* **INPUT DATA**:

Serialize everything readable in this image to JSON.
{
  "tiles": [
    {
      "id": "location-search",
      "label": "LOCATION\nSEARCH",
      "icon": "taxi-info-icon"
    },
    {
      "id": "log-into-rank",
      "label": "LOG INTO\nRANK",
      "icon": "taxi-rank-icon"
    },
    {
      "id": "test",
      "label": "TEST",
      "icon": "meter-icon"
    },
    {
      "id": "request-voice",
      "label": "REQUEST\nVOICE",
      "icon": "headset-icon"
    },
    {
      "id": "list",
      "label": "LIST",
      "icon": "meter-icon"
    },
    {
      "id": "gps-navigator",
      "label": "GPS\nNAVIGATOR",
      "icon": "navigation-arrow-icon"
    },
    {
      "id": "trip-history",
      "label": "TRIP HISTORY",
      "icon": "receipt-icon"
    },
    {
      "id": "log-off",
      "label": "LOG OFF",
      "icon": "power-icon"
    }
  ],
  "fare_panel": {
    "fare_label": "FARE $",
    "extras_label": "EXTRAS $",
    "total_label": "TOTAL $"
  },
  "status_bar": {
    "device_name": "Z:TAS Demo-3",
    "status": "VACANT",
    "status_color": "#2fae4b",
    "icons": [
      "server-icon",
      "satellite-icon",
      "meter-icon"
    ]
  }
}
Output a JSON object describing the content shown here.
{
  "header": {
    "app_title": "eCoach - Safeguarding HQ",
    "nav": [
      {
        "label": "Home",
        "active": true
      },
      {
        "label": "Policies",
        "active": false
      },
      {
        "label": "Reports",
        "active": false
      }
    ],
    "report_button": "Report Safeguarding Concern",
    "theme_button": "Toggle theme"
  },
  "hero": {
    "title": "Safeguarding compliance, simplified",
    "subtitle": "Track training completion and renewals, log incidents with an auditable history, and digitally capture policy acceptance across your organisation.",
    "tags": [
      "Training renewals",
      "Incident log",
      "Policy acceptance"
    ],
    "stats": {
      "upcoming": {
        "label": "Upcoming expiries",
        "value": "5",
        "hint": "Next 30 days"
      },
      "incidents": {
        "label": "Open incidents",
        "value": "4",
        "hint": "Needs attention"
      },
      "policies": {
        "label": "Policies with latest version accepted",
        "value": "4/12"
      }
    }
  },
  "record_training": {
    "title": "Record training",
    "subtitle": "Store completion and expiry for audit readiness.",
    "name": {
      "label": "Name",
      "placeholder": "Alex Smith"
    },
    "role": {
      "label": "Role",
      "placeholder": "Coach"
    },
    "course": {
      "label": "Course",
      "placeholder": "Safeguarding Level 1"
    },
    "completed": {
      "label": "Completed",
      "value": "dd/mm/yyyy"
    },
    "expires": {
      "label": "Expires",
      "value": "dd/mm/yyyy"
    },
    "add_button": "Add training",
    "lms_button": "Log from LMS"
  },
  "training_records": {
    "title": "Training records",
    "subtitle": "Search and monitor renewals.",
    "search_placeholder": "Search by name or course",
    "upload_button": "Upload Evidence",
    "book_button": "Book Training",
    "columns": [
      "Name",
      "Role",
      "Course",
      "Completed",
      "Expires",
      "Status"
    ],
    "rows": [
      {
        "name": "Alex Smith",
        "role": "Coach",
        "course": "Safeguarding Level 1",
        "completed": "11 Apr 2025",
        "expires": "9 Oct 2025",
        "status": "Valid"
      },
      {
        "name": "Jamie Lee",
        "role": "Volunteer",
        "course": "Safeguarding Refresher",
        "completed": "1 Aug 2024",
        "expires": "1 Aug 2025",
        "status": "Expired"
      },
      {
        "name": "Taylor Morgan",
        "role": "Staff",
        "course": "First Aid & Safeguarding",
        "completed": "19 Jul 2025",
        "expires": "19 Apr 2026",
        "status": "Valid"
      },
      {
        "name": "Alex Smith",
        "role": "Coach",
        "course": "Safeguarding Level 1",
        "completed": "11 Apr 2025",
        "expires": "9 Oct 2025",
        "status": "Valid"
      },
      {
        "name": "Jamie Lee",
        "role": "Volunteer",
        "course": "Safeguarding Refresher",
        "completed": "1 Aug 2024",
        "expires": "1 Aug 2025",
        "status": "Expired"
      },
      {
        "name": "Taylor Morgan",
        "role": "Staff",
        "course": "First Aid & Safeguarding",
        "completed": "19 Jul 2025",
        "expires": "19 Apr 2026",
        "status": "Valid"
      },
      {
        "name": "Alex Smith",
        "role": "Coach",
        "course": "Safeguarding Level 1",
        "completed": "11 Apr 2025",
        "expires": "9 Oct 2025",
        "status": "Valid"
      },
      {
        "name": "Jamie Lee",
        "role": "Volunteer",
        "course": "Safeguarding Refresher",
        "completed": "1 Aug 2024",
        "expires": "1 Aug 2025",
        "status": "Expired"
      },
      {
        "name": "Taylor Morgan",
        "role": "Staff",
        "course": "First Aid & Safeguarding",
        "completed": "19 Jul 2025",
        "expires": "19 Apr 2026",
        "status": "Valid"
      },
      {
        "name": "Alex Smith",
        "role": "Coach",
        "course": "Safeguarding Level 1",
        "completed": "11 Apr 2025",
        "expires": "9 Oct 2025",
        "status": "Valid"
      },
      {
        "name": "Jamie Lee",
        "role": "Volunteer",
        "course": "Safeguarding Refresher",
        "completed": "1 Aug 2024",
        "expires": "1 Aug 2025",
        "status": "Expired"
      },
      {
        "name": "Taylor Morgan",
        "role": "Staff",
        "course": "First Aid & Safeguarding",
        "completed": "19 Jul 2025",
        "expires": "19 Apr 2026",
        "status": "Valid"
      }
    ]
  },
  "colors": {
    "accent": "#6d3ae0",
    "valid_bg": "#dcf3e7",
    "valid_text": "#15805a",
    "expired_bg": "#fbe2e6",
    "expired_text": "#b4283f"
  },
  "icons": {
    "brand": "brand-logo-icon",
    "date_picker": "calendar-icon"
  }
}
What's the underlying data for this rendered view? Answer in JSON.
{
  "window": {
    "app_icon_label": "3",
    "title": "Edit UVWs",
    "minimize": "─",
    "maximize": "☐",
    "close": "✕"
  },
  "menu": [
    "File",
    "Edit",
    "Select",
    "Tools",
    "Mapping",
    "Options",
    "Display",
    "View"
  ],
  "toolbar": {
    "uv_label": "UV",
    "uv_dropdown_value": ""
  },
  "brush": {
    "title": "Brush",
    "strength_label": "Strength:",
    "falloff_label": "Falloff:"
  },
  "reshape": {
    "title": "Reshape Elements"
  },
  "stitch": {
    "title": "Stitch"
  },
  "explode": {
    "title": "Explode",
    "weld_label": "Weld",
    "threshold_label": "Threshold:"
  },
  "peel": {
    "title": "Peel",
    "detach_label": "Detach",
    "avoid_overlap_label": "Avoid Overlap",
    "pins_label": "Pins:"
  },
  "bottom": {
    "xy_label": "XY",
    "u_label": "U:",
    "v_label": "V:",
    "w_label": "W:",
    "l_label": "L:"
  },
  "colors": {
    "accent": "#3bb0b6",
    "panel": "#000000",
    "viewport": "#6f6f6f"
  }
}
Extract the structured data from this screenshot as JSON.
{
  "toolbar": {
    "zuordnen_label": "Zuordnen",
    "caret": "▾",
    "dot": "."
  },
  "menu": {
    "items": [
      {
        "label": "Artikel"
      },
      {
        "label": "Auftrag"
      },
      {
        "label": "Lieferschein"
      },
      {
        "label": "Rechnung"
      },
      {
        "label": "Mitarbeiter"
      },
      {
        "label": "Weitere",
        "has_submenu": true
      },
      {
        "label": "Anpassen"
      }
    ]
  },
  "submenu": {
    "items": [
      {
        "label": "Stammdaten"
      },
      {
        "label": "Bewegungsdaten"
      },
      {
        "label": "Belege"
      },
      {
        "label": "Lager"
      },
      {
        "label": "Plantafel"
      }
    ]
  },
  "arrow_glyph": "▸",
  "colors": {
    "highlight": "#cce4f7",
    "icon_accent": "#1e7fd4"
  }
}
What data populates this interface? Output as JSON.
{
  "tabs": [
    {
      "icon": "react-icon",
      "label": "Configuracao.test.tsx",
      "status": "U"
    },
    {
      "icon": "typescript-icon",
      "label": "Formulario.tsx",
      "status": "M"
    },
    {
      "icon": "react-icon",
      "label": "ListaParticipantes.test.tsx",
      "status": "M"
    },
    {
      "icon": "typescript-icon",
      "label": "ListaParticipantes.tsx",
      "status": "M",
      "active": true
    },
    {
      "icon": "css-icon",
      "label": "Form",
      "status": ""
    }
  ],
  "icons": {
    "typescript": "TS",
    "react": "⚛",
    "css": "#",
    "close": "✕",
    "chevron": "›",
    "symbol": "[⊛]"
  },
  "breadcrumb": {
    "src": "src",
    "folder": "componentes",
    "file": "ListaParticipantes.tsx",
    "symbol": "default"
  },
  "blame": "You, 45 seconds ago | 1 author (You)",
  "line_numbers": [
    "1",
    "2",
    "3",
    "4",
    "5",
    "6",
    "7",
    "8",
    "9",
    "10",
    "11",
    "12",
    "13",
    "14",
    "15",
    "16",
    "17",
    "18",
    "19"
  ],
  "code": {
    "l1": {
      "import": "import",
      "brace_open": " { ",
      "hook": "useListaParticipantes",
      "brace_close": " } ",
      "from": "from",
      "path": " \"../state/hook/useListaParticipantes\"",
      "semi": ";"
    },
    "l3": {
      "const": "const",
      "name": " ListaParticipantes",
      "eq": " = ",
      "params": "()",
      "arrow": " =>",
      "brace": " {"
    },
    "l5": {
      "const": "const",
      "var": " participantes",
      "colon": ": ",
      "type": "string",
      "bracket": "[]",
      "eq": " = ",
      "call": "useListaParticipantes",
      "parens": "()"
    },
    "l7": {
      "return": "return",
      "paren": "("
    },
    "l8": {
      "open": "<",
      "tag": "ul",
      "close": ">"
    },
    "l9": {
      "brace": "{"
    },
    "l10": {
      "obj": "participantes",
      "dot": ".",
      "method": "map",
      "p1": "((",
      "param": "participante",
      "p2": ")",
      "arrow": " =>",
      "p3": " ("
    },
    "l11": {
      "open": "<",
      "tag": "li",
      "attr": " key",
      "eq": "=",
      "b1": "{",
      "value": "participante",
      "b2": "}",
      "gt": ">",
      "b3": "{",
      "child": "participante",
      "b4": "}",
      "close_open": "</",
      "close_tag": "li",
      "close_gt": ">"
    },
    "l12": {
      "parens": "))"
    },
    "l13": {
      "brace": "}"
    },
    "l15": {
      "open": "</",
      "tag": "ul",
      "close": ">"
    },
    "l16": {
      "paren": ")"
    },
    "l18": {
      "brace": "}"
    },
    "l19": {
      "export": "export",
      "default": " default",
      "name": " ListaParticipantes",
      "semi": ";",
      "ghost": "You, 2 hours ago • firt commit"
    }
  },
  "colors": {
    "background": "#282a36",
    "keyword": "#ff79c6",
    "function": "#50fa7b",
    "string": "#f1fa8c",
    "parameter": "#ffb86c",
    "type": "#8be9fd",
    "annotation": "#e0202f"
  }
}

* **WHAT IS ASKED**: Gather up the lines containing the word "true" from these records and copy them.

* **RESPONSE TO THE TASK**:
        "active": true
        "has_submenu": true
      "active": true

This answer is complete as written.